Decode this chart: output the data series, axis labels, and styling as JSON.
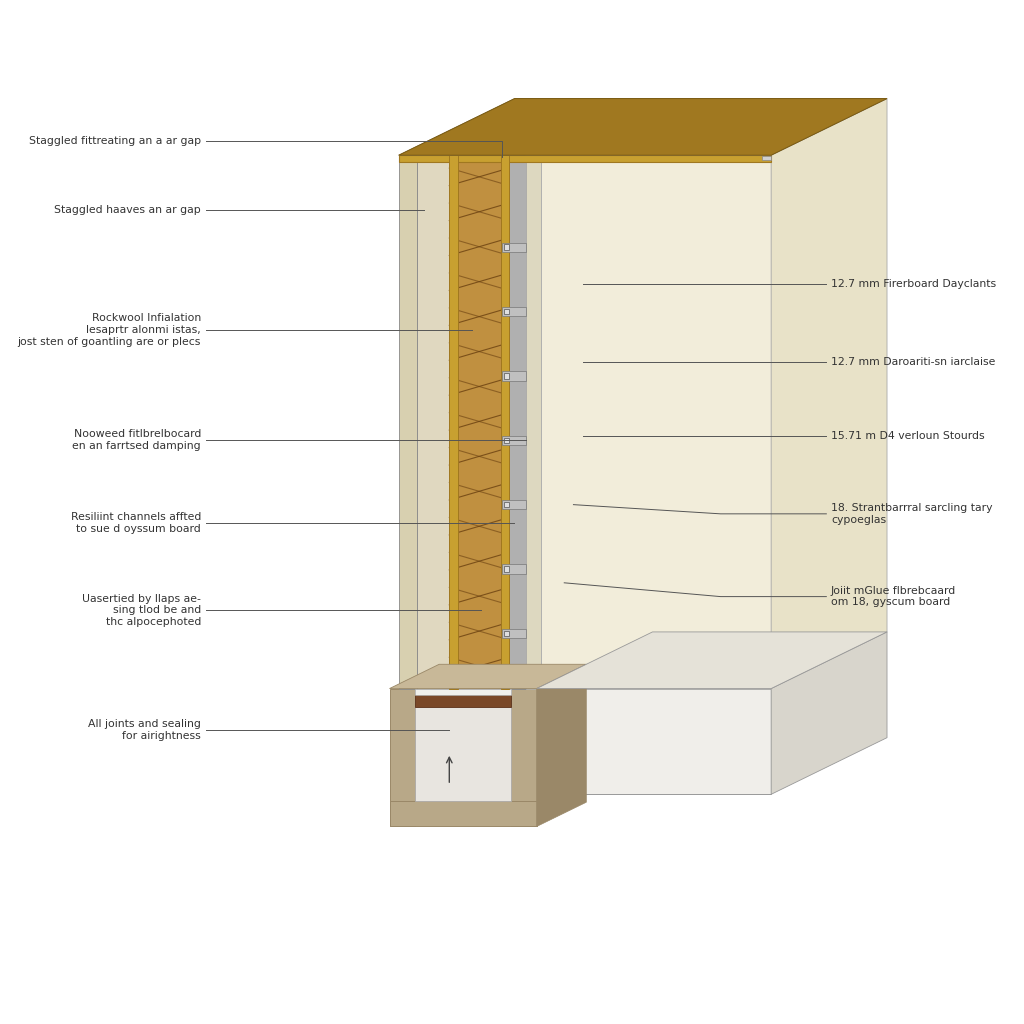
{
  "bg_color": "#ffffff",
  "cream_panel": "#f2edda",
  "cream_panel_side": "#e8e2c8",
  "cream_panel_top": "#e5dfc8",
  "wood_golden": "#c8a030",
  "wood_golden_dark": "#a07820",
  "insulation_tan": "#c09040",
  "insulation_dark": "#9a7030",
  "metal_gray": "#b0b0b0",
  "metal_dark": "#888888",
  "concrete_tan": "#b8a888",
  "concrete_dark": "#9a8868",
  "concrete_top": "#c8b898",
  "white_base": "#f0eeea",
  "white_base_side": "#d8d5cc",
  "white_base_top": "#e5e2d8",
  "wood_plate_brown": "#7a4828",
  "inner_cream": "#e8e3d0",
  "label_color": "#333333",
  "line_color": "#555555",
  "labels_left": [
    "Staggled fittreating an a ar gap",
    "Staggled haaves an ar gap",
    "Rockwool Infialation\nlesaprtr alonmi istas,\njost sten of goantling are or plecs",
    "Nooweed fitlbrelbocard\nen an farrtsed damping",
    "Resiliint channels affted\nto sue d oyssum board",
    "Uasertied by llaps ae-\nsing tlod be and\nthc alpocephoted",
    "All joints and sealing\nfor airightness"
  ],
  "labels_right": [
    "12.7 mm Firerboard Dayclants",
    "12.7 mm Daroariti-sn iarclaise",
    "15.71 m D4 verloun Stourds",
    "18. Strantbarrral sarcling tary\ncypoeglas",
    "Joiit mGlue flbrebcaard\nom 18, gyscum board"
  ]
}
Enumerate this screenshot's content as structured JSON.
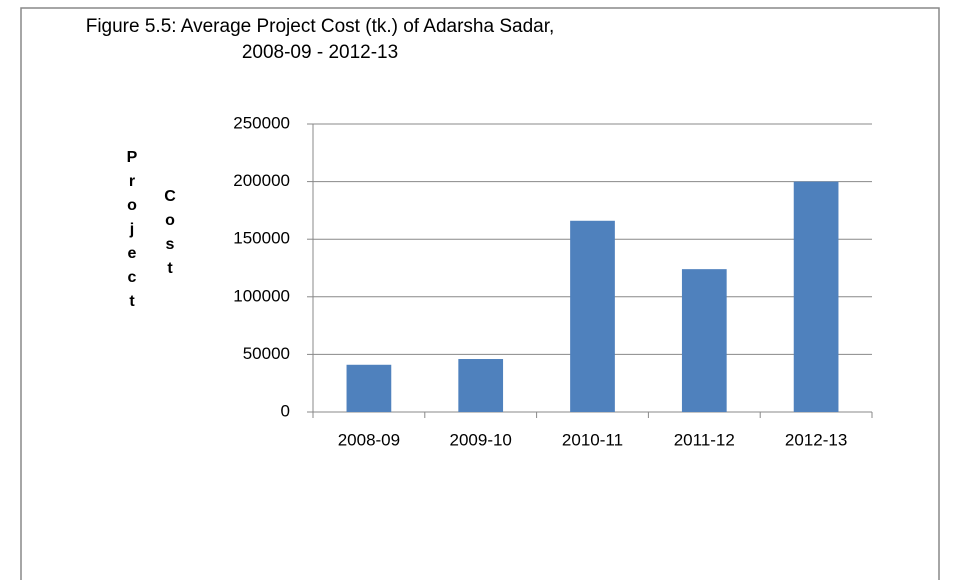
{
  "chart_data": {
    "type": "bar",
    "title": "Figure 5.5: Average Project Cost (tk.) of Adarsha Sadar, 2008-09 - 2012-13",
    "ylabel": "Project Cost",
    "categories": [
      "2008-09",
      "2009-10",
      "2010-11",
      "2011-12",
      "2012-13"
    ],
    "values": [
      41000,
      46000,
      166000,
      124000,
      200000
    ],
    "color": "#4f81bd",
    "ylim": [
      0,
      250000
    ],
    "yticks": [
      0,
      50000,
      100000,
      150000,
      200000,
      250000
    ],
    "grid": true
  }
}
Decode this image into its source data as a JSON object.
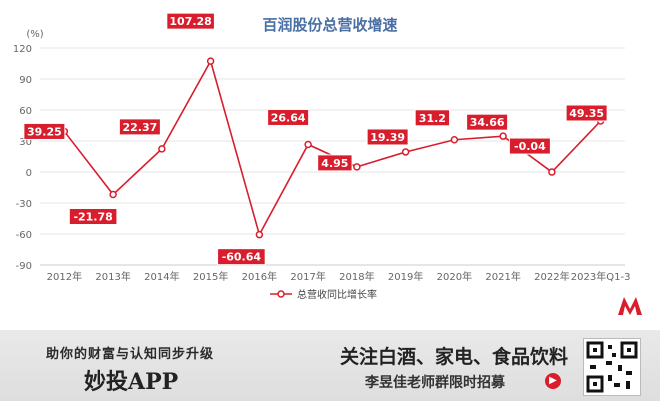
{
  "chart_data": {
    "type": "line",
    "title": "百润股份总营收增速",
    "unit_label": "(%)",
    "categories": [
      "2012年",
      "2013年",
      "2014年",
      "2015年",
      "2016年",
      "2017年",
      "2018年",
      "2019年",
      "2020年",
      "2021年",
      "2022年",
      "2023年Q1-3"
    ],
    "series": [
      {
        "name": "总营收同比增长率",
        "values": [
          39.25,
          -21.78,
          22.37,
          107.28,
          -60.64,
          26.64,
          4.95,
          19.39,
          31.2,
          34.66,
          -0.04,
          49.35
        ]
      }
    ],
    "data_labels": [
      "39.25",
      "-21.78",
      "22.37",
      "107.28",
      "-60.64",
      "26.64",
      "4.95",
      "19.39",
      "31.2",
      "34.66",
      "-0.04",
      "49.35"
    ],
    "ylim": [
      -90,
      120
    ],
    "yticks": [
      120,
      90,
      60,
      30,
      0,
      -30,
      -60,
      -90
    ],
    "grid": true,
    "legend": "bottom",
    "colors": {
      "series": "#d81e2c",
      "label_bg": "#d81e2c",
      "label_text": "#ffffff",
      "grid": "#e6e6e6",
      "axis_text": "#666666"
    }
  },
  "banner": {
    "slogan": "助你的财富与认知同步升级",
    "app_name": "妙投APP",
    "headline": "关注白酒、家电、食品饮料",
    "subline": "李昱佳老师群限时招募",
    "arrow_icon": "arrow-right-circle-icon"
  }
}
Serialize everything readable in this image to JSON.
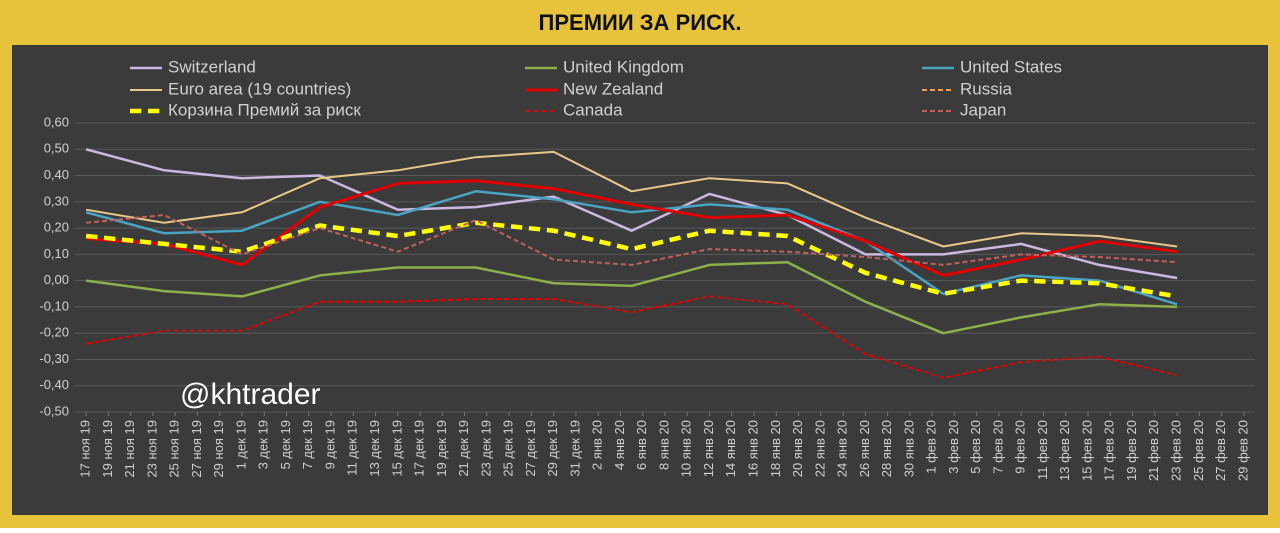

# [TASK STATEMENT]
Write out again every line above exactly as given; the pictures do not belong in the copy.

# [RESULT FOR THIS EXERCISE]
Decode this chart: output the data series, axis labels, and styling as JSON.
{
  "bg_color": "#ffffff",
  "cream_panel": "#f2edda",
  "cream_panel_side": "#e8e2c8",
  "cream_panel_top": "#e5dfc8",
  "wood_golden": "#c8a030",
  "wood_golden_dark": "#a07820",
  "insulation_tan": "#c09040",
  "insulation_dark": "#9a7030",
  "metal_gray": "#b0b0b0",
  "metal_dark": "#888888",
  "concrete_tan": "#b8a888",
  "concrete_dark": "#9a8868",
  "concrete_top": "#c8b898",
  "white_base": "#f0eeea",
  "white_base_side": "#d8d5cc",
  "white_base_top": "#e5e2d8",
  "wood_plate_brown": "#7a4828",
  "inner_cream": "#e8e3d0",
  "label_color": "#333333",
  "line_color": "#555555",
  "labels_left": [
    "Staggled fittreating an a ar gap",
    "Staggled haaves an ar gap",
    "Rockwool Infialation\nlesaprtr alonmi istas,\njost sten of goantling are or plecs",
    "Nooweed fitlbrelbocard\nen an farrtsed damping",
    "Resiliint channels affted\nto sue d oyssum board",
    "Uasertied by llaps ae-\nsing tlod be and\nthc alpocephoted",
    "All joints and sealing\nfor airightness"
  ],
  "labels_right": [
    "12.7 mm Firerboard Dayclants",
    "12.7 mm Daroariti-sn iarclaise",
    "15.71 m D4 verloun Stourds",
    "18. Strantbarrral sarcling tary\ncypoeglas",
    "Joiit mGlue flbrebcaard\nom 18, gyscum board"
  ]
}
Enumerate this screenshot's content as structured JSON.
{
  "chart_data": {
    "type": "bar",
    "title": "Figure 5.5: Average Project Cost (tk.) of Adarsha Sadar, 2008-09 - 2012-13",
    "ylabel": "Project Cost",
    "categories": [
      "2008-09",
      "2009-10",
      "2010-11",
      "2011-12",
      "2012-13"
    ],
    "values": [
      41000,
      46000,
      166000,
      124000,
      200000
    ],
    "color": "#4f81bd",
    "ylim": [
      0,
      250000
    ],
    "yticks": [
      0,
      50000,
      100000,
      150000,
      200000,
      250000
    ],
    "grid": true
  }
}
Decode this image into its source data as a JSON object.
{
  "chart_data": {
    "type": "line",
    "title": "百润股份总营收增速",
    "unit_label": "(%)",
    "categories": [
      "2012年",
      "2013年",
      "2014年",
      "2015年",
      "2016年",
      "2017年",
      "2018年",
      "2019年",
      "2020年",
      "2021年",
      "2022年",
      "2023年Q1-3"
    ],
    "series": [
      {
        "name": "总营收同比增长率",
        "values": [
          39.25,
          -21.78,
          22.37,
          107.28,
          -60.64,
          26.64,
          4.95,
          19.39,
          31.2,
          34.66,
          -0.04,
          49.35
        ]
      }
    ],
    "data_labels": [
      "39.25",
      "-21.78",
      "22.37",
      "107.28",
      "-60.64",
      "26.64",
      "4.95",
      "19.39",
      "31.2",
      "34.66",
      "-0.04",
      "49.35"
    ],
    "ylim": [
      -90,
      120
    ],
    "yticks": [
      120,
      90,
      60,
      30,
      0,
      -30,
      -60,
      -90
    ],
    "grid": true,
    "legend": "bottom",
    "colors": {
      "series": "#d81e2c",
      "label_bg": "#d81e2c",
      "label_text": "#ffffff",
      "grid": "#e6e6e6",
      "axis_text": "#666666"
    }
  },
  "banner": {
    "slogan": "助你的财富与认知同步升级",
    "app_name": "妙投APP",
    "headline": "关注白酒、家电、食品饮料",
    "subline": "李昱佳老师群限时招募",
    "arrow_icon": "arrow-right-circle-icon"
  }
}
Serialize everything readable in this image to JSON.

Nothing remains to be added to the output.